=== What this task involves ===
Identify the lines bearing the string "mirror" and gather them.

[Stored data]

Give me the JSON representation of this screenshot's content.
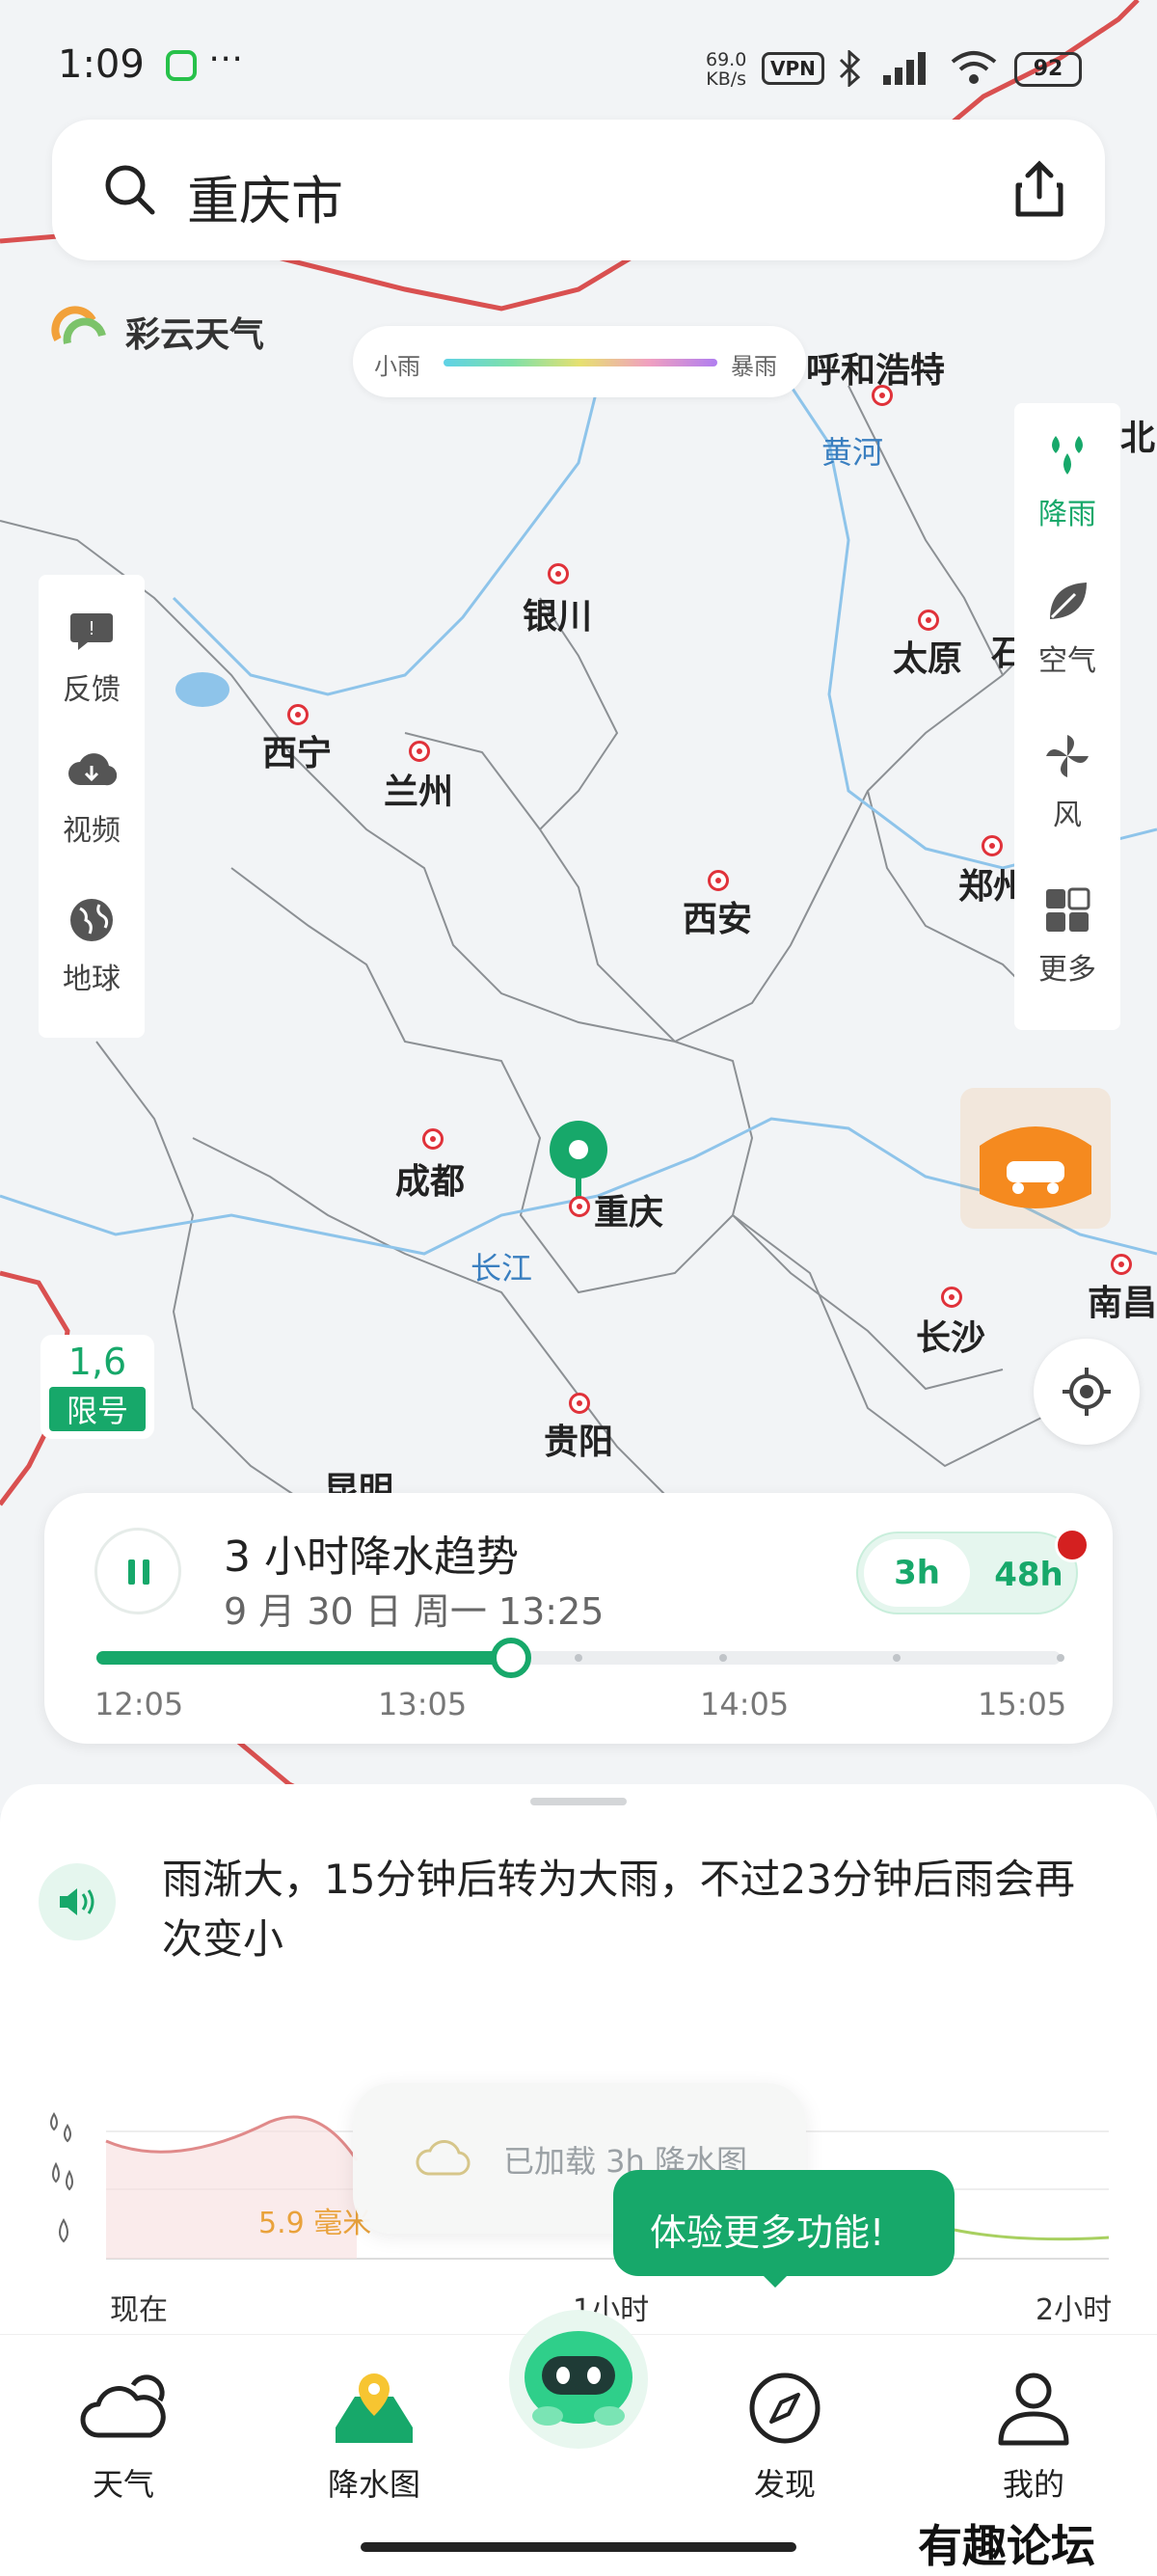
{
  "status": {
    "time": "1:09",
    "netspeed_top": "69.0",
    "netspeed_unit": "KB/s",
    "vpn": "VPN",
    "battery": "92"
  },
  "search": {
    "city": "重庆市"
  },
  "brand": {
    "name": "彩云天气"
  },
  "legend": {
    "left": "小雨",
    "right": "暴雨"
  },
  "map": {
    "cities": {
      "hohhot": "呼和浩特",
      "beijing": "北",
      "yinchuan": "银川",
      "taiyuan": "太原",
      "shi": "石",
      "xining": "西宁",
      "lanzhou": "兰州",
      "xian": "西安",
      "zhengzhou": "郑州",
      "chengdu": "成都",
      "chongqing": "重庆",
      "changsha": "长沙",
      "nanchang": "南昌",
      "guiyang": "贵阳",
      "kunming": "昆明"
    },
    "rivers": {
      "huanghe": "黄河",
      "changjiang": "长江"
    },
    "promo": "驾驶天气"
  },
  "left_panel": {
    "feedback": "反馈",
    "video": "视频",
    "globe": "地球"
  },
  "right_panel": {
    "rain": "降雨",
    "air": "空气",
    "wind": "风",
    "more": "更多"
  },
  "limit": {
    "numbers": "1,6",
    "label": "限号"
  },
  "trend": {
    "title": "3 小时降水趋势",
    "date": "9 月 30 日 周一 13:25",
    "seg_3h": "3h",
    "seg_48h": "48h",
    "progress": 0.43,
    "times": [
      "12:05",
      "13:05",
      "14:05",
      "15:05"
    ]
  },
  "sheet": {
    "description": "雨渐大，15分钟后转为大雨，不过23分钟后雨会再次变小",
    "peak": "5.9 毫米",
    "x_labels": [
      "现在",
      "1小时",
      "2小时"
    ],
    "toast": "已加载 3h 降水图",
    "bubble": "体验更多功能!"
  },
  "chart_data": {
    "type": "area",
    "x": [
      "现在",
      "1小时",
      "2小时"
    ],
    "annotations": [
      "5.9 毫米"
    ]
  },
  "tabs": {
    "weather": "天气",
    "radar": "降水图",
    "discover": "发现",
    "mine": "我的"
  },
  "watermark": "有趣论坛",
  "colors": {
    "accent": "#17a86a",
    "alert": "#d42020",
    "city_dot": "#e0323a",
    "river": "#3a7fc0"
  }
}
==
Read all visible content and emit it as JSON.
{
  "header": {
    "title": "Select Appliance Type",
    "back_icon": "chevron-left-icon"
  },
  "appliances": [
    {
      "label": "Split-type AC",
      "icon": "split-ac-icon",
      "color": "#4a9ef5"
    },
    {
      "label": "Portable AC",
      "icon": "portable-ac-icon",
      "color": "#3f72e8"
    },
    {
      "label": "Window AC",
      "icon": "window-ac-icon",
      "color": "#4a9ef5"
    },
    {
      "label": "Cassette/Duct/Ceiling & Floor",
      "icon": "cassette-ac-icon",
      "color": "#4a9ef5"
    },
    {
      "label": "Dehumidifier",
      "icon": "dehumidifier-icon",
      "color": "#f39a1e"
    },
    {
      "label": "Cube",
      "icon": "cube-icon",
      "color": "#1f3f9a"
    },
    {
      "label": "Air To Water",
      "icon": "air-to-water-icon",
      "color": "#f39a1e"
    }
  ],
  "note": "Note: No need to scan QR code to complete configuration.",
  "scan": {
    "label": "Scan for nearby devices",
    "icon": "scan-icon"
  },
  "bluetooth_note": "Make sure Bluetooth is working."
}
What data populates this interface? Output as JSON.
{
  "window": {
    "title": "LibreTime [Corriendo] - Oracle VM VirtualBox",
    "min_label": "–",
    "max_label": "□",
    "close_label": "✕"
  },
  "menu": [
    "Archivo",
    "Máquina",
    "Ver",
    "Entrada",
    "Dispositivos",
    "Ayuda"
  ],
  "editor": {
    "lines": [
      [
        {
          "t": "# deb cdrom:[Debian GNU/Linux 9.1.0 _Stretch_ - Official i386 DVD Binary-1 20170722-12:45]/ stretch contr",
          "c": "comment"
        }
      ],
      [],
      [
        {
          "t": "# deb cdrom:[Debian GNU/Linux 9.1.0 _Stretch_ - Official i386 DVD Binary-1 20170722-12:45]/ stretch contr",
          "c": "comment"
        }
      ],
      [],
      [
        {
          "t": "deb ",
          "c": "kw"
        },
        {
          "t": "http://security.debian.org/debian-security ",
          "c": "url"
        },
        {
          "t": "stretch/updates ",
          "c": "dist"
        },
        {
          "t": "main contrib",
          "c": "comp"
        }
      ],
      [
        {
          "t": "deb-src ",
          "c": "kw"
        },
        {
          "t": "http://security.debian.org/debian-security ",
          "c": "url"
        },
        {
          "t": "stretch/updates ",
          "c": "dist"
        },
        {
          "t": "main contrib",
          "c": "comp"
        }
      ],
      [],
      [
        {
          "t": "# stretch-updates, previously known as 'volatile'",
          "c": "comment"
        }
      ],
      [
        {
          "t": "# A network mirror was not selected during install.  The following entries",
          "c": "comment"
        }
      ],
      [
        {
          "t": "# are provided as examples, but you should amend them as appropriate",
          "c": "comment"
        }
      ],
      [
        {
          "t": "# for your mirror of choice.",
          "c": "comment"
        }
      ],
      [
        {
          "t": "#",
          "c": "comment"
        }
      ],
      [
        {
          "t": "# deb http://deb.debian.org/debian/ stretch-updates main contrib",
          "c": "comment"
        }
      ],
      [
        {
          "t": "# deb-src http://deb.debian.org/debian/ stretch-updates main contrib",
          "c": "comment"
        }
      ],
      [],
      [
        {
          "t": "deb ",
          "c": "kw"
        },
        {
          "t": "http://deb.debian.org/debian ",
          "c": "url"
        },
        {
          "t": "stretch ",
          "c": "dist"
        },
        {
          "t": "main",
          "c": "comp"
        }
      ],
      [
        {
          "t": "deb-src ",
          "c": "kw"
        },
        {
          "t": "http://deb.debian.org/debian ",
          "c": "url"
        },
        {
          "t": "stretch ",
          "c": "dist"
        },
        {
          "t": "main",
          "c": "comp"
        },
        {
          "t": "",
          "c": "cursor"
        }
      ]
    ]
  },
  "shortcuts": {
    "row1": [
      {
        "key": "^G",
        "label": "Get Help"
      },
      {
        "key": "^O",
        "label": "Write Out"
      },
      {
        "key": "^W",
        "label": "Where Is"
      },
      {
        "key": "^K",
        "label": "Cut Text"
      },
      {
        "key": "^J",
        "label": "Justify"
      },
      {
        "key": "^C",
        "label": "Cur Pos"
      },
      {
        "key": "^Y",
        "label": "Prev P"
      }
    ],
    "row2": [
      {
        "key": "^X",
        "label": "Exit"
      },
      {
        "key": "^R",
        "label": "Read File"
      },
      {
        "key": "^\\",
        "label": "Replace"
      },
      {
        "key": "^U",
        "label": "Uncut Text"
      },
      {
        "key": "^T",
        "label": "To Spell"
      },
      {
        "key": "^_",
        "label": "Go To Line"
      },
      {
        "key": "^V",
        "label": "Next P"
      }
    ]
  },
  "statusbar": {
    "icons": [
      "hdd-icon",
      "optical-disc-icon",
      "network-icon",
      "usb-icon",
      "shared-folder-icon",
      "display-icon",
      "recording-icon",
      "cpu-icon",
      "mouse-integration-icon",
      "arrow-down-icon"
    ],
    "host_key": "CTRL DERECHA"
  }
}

=== Final answer ===
          "t": "# A network mirror was not selected during install.  The following entries",
          "t": "# for your mirror of choice.",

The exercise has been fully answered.